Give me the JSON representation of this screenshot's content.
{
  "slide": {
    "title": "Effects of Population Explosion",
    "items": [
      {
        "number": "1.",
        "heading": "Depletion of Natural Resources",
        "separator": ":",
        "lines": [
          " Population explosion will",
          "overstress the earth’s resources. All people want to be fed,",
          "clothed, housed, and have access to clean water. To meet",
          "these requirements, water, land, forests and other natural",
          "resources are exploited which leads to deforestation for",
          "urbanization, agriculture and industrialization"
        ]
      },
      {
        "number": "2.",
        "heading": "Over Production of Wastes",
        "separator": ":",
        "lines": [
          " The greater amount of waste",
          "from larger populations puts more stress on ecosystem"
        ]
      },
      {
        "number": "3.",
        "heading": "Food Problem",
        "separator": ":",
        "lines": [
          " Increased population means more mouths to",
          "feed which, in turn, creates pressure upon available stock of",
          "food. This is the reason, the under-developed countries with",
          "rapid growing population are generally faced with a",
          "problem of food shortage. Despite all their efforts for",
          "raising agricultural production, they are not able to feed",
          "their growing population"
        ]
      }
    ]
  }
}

> _EXERCISE DESCRIPTION_: Which lines in the records above contain the string "feed"? Copy each one.

> _RESULT OF THE EXERCISE_:
          "feed which, in turn, creates pressure upon available stock of",
          "raising agricultural production, they are not able to feed",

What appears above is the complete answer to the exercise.